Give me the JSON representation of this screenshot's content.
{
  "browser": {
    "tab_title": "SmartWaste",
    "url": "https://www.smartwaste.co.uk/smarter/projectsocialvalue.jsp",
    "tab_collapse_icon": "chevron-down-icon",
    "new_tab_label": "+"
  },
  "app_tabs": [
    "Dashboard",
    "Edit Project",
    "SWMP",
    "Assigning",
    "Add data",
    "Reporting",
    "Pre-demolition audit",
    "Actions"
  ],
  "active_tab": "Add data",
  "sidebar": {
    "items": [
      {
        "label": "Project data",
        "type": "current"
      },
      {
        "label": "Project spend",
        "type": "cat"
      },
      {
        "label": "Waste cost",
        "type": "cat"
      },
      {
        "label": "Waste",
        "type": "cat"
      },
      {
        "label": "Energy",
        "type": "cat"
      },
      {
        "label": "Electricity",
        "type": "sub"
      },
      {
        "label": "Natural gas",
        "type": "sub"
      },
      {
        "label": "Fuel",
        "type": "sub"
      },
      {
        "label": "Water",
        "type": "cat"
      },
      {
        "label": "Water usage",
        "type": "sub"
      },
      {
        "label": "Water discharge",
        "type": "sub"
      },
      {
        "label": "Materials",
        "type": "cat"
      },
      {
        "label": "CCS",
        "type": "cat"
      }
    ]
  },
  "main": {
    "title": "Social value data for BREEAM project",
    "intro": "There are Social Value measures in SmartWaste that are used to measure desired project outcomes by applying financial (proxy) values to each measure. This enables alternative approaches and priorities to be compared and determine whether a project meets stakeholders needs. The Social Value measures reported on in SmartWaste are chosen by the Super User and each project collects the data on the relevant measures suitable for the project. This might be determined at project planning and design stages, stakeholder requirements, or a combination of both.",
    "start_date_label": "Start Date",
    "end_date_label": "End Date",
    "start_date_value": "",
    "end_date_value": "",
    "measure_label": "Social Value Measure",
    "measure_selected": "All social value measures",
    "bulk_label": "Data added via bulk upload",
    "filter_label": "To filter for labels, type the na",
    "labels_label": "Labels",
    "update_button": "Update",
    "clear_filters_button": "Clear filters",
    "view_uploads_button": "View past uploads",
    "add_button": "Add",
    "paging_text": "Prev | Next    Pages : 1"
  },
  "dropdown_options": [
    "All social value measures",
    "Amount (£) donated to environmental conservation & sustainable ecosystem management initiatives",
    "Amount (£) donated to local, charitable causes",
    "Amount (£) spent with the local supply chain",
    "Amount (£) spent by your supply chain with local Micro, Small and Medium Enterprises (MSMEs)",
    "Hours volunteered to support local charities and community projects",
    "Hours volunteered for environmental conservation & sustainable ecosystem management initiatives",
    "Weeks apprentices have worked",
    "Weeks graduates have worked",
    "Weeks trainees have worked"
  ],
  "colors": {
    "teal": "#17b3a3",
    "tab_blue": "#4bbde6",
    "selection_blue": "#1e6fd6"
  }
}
══════
From the listing above, pick out every line containing "have".

    "Weeks apprentices have worked",
    "Weeks graduates have worked",
    "Weeks trainees have worked"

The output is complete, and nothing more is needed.